» Material for this task

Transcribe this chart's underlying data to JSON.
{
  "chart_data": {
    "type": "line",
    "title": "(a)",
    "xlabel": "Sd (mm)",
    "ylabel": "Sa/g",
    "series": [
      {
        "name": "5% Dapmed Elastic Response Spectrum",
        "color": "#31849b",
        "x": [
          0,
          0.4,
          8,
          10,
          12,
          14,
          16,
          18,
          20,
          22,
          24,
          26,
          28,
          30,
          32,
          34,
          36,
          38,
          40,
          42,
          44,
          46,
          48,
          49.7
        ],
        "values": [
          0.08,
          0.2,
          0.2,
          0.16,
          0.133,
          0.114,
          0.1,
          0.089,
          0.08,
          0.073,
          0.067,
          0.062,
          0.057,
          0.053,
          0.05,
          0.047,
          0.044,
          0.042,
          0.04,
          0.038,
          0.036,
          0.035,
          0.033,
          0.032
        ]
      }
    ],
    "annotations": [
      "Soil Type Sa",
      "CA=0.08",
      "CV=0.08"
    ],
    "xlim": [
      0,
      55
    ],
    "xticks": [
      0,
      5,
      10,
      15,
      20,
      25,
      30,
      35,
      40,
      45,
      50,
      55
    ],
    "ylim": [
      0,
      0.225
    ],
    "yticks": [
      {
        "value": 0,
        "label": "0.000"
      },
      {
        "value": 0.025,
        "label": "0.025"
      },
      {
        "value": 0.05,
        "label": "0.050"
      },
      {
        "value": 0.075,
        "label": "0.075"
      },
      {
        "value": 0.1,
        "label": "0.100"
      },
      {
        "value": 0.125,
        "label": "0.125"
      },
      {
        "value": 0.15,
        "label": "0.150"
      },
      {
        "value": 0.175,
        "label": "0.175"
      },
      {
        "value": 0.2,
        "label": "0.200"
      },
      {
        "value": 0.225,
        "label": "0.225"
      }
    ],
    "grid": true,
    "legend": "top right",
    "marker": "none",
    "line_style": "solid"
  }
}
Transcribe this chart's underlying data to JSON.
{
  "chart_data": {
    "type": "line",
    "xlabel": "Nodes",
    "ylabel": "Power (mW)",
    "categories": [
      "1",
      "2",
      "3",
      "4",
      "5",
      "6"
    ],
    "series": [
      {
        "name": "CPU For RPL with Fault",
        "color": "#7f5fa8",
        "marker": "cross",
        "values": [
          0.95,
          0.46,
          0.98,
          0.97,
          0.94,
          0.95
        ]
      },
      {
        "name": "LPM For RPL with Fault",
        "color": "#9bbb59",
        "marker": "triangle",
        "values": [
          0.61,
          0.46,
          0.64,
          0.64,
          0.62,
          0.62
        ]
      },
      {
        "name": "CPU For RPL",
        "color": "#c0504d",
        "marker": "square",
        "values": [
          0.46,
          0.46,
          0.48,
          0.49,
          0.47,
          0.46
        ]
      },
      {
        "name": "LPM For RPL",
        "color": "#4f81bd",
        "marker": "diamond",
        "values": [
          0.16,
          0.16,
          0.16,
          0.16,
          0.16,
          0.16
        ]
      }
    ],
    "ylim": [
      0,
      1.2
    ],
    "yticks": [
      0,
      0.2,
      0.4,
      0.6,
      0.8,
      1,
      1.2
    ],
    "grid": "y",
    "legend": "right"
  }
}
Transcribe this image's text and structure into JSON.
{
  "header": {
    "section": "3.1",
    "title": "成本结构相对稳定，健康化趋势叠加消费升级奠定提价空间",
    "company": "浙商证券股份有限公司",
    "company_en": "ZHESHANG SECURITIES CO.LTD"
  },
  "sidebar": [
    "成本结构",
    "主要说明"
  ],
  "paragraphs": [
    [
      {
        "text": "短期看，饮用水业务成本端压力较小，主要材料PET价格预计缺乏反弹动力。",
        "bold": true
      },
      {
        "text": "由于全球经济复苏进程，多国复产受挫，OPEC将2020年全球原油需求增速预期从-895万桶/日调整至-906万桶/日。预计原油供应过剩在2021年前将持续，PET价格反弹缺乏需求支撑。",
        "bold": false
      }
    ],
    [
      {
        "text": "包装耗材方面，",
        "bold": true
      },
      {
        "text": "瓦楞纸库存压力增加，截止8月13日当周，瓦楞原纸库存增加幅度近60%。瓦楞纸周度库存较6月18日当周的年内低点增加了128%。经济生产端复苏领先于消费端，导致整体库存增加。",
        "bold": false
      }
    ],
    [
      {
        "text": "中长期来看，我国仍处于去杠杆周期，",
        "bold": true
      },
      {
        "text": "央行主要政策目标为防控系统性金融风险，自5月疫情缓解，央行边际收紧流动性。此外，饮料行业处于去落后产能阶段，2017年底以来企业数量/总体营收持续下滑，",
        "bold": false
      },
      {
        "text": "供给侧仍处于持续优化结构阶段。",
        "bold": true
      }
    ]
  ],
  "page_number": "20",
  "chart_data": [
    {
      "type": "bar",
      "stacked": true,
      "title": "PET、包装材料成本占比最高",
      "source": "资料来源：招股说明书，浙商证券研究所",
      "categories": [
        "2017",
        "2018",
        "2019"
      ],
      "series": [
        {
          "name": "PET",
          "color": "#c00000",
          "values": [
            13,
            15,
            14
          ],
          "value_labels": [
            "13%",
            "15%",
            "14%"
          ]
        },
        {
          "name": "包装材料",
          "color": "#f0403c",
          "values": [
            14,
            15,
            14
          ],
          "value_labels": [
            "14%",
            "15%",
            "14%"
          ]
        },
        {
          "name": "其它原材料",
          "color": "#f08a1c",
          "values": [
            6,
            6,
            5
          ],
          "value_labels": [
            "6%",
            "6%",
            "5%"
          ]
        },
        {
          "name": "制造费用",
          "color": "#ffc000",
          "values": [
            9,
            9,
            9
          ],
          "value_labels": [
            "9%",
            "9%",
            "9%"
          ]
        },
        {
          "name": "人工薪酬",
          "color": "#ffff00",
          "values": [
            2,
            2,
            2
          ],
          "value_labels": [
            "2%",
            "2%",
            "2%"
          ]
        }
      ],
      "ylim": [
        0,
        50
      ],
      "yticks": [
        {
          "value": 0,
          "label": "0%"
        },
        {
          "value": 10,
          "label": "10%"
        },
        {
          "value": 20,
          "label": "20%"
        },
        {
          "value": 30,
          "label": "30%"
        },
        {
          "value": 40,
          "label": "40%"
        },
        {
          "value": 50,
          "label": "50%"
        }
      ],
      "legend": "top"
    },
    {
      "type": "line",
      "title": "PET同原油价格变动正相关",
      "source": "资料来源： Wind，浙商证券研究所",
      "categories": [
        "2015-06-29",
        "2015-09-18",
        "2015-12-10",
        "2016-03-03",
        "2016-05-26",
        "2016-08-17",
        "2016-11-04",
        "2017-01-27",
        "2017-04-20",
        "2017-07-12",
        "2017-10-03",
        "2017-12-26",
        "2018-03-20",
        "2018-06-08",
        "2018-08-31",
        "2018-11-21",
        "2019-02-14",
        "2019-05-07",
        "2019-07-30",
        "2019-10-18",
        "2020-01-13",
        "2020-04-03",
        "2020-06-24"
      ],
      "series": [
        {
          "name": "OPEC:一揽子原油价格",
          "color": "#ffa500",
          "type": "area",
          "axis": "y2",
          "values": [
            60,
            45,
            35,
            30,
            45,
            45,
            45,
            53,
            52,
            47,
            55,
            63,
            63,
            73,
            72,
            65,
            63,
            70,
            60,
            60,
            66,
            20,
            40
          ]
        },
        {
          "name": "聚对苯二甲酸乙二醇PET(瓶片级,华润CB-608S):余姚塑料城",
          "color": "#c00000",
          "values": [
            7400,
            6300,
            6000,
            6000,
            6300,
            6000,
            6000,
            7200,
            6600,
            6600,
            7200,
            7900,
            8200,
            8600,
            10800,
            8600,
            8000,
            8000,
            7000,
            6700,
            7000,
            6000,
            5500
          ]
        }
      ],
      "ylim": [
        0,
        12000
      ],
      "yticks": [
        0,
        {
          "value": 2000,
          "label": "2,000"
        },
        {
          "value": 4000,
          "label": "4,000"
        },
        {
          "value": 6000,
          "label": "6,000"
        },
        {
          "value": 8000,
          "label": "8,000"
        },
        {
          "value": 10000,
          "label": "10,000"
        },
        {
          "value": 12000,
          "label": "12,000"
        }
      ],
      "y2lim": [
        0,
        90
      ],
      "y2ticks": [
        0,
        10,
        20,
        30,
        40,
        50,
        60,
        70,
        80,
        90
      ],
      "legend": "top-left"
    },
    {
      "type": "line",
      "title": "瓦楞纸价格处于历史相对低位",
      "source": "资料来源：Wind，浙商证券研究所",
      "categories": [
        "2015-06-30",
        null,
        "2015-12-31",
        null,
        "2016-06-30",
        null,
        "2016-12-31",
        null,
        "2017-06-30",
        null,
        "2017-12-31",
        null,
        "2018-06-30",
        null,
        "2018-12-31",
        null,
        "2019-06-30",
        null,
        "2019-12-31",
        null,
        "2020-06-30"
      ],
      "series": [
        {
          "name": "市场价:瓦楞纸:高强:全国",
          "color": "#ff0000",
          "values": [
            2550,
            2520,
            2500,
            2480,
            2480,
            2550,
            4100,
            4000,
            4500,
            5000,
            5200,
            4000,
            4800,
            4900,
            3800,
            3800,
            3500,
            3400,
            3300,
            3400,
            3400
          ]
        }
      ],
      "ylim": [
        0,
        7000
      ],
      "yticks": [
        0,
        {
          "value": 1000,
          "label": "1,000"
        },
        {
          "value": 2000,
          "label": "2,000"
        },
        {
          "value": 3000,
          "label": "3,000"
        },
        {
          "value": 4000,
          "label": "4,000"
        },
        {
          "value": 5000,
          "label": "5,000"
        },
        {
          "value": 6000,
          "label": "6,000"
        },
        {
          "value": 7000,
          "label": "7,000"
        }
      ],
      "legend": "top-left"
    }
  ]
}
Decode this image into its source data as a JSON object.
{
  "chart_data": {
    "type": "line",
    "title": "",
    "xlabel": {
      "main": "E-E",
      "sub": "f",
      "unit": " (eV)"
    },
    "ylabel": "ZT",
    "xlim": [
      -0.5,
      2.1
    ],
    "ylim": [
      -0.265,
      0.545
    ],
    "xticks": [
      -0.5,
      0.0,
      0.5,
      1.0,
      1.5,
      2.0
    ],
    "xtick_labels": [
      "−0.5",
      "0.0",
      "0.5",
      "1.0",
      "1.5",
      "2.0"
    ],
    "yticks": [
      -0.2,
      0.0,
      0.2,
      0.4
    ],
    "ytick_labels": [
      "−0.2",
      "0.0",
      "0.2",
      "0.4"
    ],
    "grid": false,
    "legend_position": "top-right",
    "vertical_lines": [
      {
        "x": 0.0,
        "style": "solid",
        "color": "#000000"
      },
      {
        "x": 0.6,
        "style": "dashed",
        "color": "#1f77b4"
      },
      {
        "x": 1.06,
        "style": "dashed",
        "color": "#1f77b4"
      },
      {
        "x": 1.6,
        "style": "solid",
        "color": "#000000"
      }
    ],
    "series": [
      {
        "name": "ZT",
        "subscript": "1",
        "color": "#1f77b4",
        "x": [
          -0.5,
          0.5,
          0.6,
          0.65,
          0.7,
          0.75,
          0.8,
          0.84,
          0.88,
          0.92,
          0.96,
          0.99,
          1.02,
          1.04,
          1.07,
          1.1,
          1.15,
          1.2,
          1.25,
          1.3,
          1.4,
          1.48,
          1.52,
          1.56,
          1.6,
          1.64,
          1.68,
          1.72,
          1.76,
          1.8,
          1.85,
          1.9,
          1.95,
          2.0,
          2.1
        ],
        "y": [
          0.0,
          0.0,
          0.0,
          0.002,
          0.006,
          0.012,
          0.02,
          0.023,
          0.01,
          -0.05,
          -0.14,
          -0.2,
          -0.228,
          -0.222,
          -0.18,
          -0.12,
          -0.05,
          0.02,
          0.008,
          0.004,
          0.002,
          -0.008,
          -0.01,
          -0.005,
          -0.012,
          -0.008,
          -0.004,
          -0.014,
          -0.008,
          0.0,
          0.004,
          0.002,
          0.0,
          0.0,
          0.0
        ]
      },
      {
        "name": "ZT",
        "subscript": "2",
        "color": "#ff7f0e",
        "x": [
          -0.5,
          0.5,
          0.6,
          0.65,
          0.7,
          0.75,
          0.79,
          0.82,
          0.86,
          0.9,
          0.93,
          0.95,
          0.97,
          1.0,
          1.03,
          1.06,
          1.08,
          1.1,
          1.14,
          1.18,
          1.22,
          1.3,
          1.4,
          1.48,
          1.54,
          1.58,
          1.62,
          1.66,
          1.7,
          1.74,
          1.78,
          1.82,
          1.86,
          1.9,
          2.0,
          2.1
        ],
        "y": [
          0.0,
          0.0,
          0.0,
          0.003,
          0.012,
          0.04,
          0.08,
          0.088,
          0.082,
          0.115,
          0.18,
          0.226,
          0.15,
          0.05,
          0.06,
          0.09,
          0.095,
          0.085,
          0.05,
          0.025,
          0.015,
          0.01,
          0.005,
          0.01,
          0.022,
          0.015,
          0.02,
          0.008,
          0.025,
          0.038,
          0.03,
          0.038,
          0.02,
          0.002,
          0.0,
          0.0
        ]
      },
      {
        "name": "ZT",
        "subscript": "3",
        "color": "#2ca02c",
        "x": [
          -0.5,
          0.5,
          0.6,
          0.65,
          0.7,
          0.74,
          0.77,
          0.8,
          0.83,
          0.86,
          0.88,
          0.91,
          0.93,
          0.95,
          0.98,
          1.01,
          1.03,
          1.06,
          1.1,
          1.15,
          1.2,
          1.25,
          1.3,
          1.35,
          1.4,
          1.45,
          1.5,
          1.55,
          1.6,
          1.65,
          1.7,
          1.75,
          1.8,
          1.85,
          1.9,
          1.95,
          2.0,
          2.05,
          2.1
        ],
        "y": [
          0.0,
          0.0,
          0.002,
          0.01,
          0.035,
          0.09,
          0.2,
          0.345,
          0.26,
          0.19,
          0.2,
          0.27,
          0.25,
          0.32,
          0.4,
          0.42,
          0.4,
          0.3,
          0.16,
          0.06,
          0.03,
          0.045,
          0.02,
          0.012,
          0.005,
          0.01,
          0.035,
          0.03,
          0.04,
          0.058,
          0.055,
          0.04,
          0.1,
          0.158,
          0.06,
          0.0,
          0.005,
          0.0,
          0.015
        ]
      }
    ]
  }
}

» Stated task
Extract from the data every line where "text" shows up.

» Solution to this task
Transcribe this image's text and structure into JSON.
        "text": "短期看，饮用水业务成本端压力较小，主要材料PET价格预计缺乏反弹动力。",
        "text": "由于全球经济复苏进程，多国复产受挫，OPEC将2020年全球原油需求增速预期从-895万桶/日调整至-906万桶/日。预计原油供应过剩在2021年前将持续，PET价格反弹缺乏需求支撑。",
        "text": "包装耗材方面，",
        "text": "瓦楞纸库存压力增加，截止8月13日当周，瓦楞原纸库存增加幅度近60%。瓦楞纸周度库存较6月18日当周的年内低点增加了128%。经济生产端复苏领先于消费端，导致整体库存增加。",
        "text": "中长期来看，我国仍处于去杠杆周期，",
        "text": "央行主要政策目标为防控系统性金融风险，自5月疫情缓解，央行边际收紧流动性。此外，饮料行业处于去落后产能阶段，2017年底以来企业数量/总体营收持续下滑，",
        "text": "供给侧仍处于持续优化结构阶段。",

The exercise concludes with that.